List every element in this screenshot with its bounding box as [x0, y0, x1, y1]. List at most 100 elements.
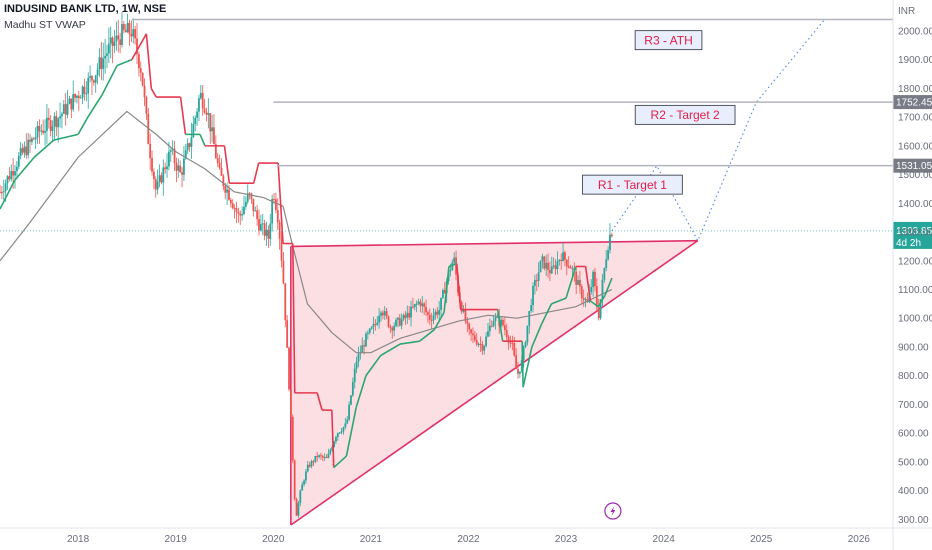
candle-body — [111, 37, 114, 47]
candle-body — [8, 176, 11, 180]
triangle-top-line — [290, 239, 698, 248]
candle-body — [318, 455, 320, 458]
candle-body — [571, 268, 574, 270]
candle-body — [252, 198, 255, 211]
supertrend-segment — [433, 312, 445, 331]
candle-body — [434, 311, 437, 316]
candle-body — [256, 210, 259, 220]
candle-body — [104, 55, 107, 59]
candle-body — [29, 139, 31, 142]
candle-body — [244, 201, 247, 207]
candle-body — [603, 268, 606, 280]
candle-body — [211, 127, 213, 132]
candle-body — [243, 206, 245, 214]
candle-body — [229, 199, 232, 204]
candle-body — [541, 256, 544, 261]
supertrend-segment — [252, 162, 260, 184]
y-tick-label: 1900.00 — [898, 55, 932, 66]
candle-body — [609, 234, 611, 251]
candle-body — [383, 311, 386, 316]
candle-body — [381, 312, 384, 316]
candle-body — [509, 342, 512, 344]
candle-body — [415, 303, 418, 305]
y-tick-label: 600.00 — [898, 429, 929, 440]
candle-body — [575, 271, 578, 285]
candle-body — [378, 315, 381, 323]
candle-body — [290, 389, 292, 418]
candle-body — [299, 490, 302, 504]
supertrend-segment — [33, 139, 55, 158]
candle-body — [85, 93, 88, 95]
candle-body — [406, 312, 409, 318]
candle-body — [126, 22, 129, 33]
candle-body — [76, 95, 78, 98]
x-tick-label: 2023 — [555, 534, 578, 545]
candle-body — [355, 361, 358, 369]
y-tick-label: 1000.00 — [898, 314, 932, 325]
candle-body — [258, 219, 260, 231]
candle-body — [421, 303, 424, 307]
supertrend-segment — [565, 266, 577, 299]
candle-body — [207, 113, 210, 115]
candle-body — [535, 280, 538, 282]
candle-body — [74, 94, 76, 98]
candle-body — [107, 43, 110, 54]
candle-body — [46, 117, 48, 131]
candle-body — [308, 464, 311, 467]
candle-body — [21, 148, 24, 153]
candle-body — [92, 80, 95, 83]
supertrend-segment — [355, 375, 367, 408]
y-tick-label: 1100.00 — [898, 285, 932, 296]
supertrend-segment — [365, 355, 382, 377]
candle-body — [87, 77, 90, 94]
candle-body — [96, 69, 99, 76]
candle-body — [372, 323, 375, 328]
candle-body — [47, 117, 50, 121]
candle-body — [303, 480, 305, 485]
candle-body — [134, 29, 137, 39]
candle-body — [263, 223, 266, 236]
candle-body — [449, 270, 452, 272]
vwap-line — [0, 110, 613, 354]
x-tick-label: 2022 — [457, 534, 480, 545]
candle-body — [413, 304, 416, 308]
annotation-label: R2 - Target 2 — [651, 108, 720, 122]
candle-body — [113, 41, 116, 47]
candle-body — [42, 130, 45, 133]
candle-body — [601, 279, 604, 300]
candle-body — [549, 270, 551, 274]
candle-body — [321, 456, 324, 458]
candle-body — [128, 22, 131, 34]
candle-body — [40, 130, 43, 132]
candle-body — [443, 290, 446, 294]
supertrend-segment — [14, 156, 35, 181]
y-tick-label: 2000.00 — [898, 26, 932, 37]
candle-body — [261, 223, 264, 225]
annotation-box[interactable] — [634, 104, 736, 125]
candle-body — [374, 323, 377, 325]
price-axis[interactable]: 300.00 400.00 500.00 600.00 700.00 800.00 900.… — [898, 6, 932, 526]
candle-body — [154, 179, 157, 190]
annotation-box[interactable] — [634, 30, 703, 51]
candle-body — [231, 203, 234, 209]
candle-body — [438, 309, 441, 315]
candle-body — [19, 148, 22, 156]
candle-body — [160, 175, 163, 183]
time-axis[interactable]: 2018 2019 2020 2021 2022 2023 2024 2025 2026 — [67, 534, 870, 545]
candle-body — [550, 266, 553, 274]
candle-body — [488, 325, 491, 332]
candle-body — [344, 423, 347, 428]
candle-body — [57, 118, 60, 128]
candle-body — [91, 76, 93, 81]
candle-body — [2, 191, 5, 193]
y-tick-label: 400.00 — [898, 486, 929, 497]
candle-body — [539, 260, 542, 273]
candle-body — [190, 137, 193, 147]
candle-body — [547, 262, 549, 271]
annotation-box[interactable] — [582, 174, 683, 195]
candle-body — [175, 163, 178, 171]
candle-body — [323, 456, 326, 458]
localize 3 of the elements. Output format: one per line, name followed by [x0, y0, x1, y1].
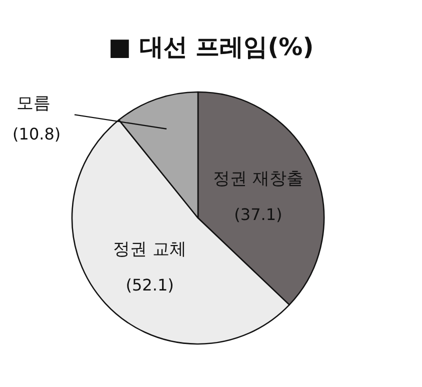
data-label: (10.8): [12, 124, 61, 144]
slice-label: 모름: [16, 94, 51, 114]
chart-title: ■ 대선 프레임(%): [108, 33, 314, 61]
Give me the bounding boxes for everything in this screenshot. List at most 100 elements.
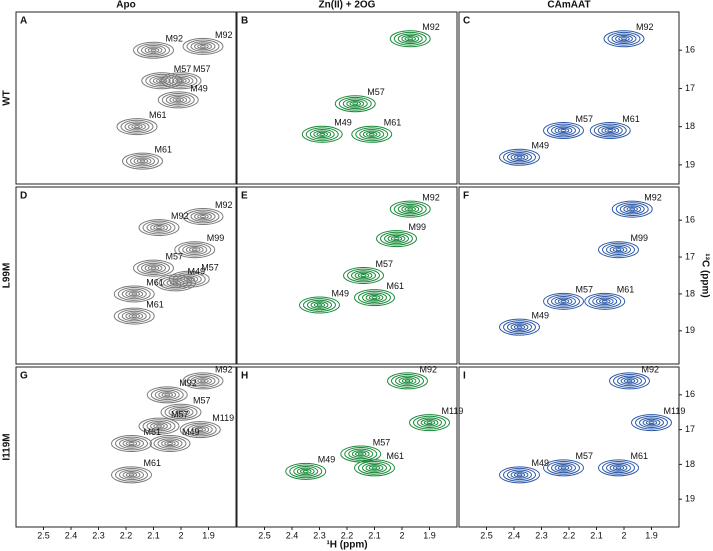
contour-line [607,31,641,46]
contour-line [194,427,206,433]
peak [113,285,155,303]
y-tick-label: 18 [685,121,695,131]
peak-label: M57 [576,285,594,295]
contour-line [200,379,206,383]
contour-line [642,418,661,427]
contour-line [621,37,627,41]
peak-label: M61 [146,299,164,309]
contour-line [499,466,540,484]
contour-line [499,148,540,166]
peak-label: M92 [636,22,654,32]
x-tick-label: 1.9 [645,530,658,540]
contour-line [607,129,614,132]
contour-line [398,377,417,385]
contour-line [603,30,645,48]
peak [301,125,343,143]
contour-line [125,290,144,298]
peak [609,372,650,390]
contour-line [131,314,138,318]
contour-line [178,410,184,414]
y-tick-label: 17 [685,83,695,93]
contour-line [349,101,361,107]
peak [155,274,196,292]
x-tick-label: 2.2 [563,530,576,540]
peak-label: M49 [532,311,550,321]
contour-line [165,94,191,106]
peak-label: M92 [171,211,189,221]
peak-label: M49 [332,288,350,298]
contour-line [351,450,370,458]
contour-line [639,417,664,428]
contour-line [156,424,162,428]
peak-label: M61 [144,427,162,437]
x-tick-label: 2 [399,530,404,540]
panel-frame [15,366,237,528]
contour-line [125,312,144,320]
contour-line [606,462,631,474]
peak-label: M61 [146,277,164,287]
contour-line [285,462,327,480]
contour-line [554,126,573,135]
contour-line [362,292,387,303]
contour-line [303,298,336,312]
y-tick-label: 19 [685,494,695,504]
contour-line [615,466,622,470]
contour-line [612,247,625,253]
contour-line [178,242,212,257]
contour-line [150,223,168,232]
contour-line [307,299,332,311]
contour-line [150,422,168,430]
contour-line [175,409,187,415]
peak [174,241,216,259]
contour-line [606,244,631,255]
peak-label: M57 [193,396,211,406]
y-axis-label: ¹³C (ppm) [699,253,710,297]
x-tick-label: 1.9 [423,530,436,540]
contour-line [645,420,658,426]
contour-line [602,242,635,257]
y-tick-label: 19 [685,159,695,169]
contour-line [543,459,584,477]
contour-line [348,448,374,460]
peak-label: M92 [215,30,233,40]
contour-line [190,211,216,222]
contour-line [121,310,147,322]
peak [138,219,180,237]
column-title: Zn(II) + 2OG [319,0,376,11]
x-tick-label: 2.4 [286,530,299,540]
contour-line [357,452,364,456]
panel-letter: A [20,16,27,27]
contour-line [499,318,540,336]
contour-line [158,79,165,83]
contour-line [626,379,633,383]
contour-line [160,403,202,421]
column-title: CAmAAT [547,0,590,11]
contour-line [191,425,210,434]
contour-line [366,131,378,137]
contour-line [551,125,576,136]
peak-label: M57 [201,263,219,273]
contour-line [128,473,135,477]
contour-line [592,296,618,307]
peak [146,386,188,404]
contour-line [604,127,616,134]
contour-line [543,292,584,310]
contour-line [146,420,172,432]
contour-line [609,245,628,254]
peak-label: M49 [190,83,208,93]
x-axis-label: ¹H (ppm) [326,540,367,551]
peak-label: M119 [442,406,464,416]
contour-line [166,279,185,287]
peak [389,30,431,48]
peak [598,459,639,477]
contour-line [609,464,628,472]
contour-line [124,121,150,132]
contour-line [395,375,420,387]
contour-line [186,374,220,388]
x-tick-label: 2.2 [341,530,354,540]
contour-line [611,33,637,45]
contour-line [368,132,375,136]
peak-label: M49 [532,458,550,468]
contour-line [334,95,376,113]
peak [584,292,626,310]
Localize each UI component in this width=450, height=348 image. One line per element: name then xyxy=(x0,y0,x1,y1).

### THE PROBLEM:
Replace "contour-line" with "isoline" throughout the stretch of data from the line containing "contour-line [607,31,641,46]" through the line containing "x-tick-label: 1.9 [645,530,658,540]". Reproduce only those lines, leaving everything else in them unchanged.

### THE ANSWER:
isoline [607,31,641,46]
isoline [194,427,206,433]
peak [113,285,155,303]
y-tick-label: 18 [685,121,695,131]
peak-label: M57 [576,285,594,295]
isoline [200,379,206,383]
isoline [642,418,661,427]
isoline [621,37,627,41]
peak-label: M61 [146,299,164,309]
isoline [499,466,540,484]
isoline [499,148,540,166]
peak-label: M92 [636,22,654,32]
x-tick-label: 1.9 [645,530,658,540]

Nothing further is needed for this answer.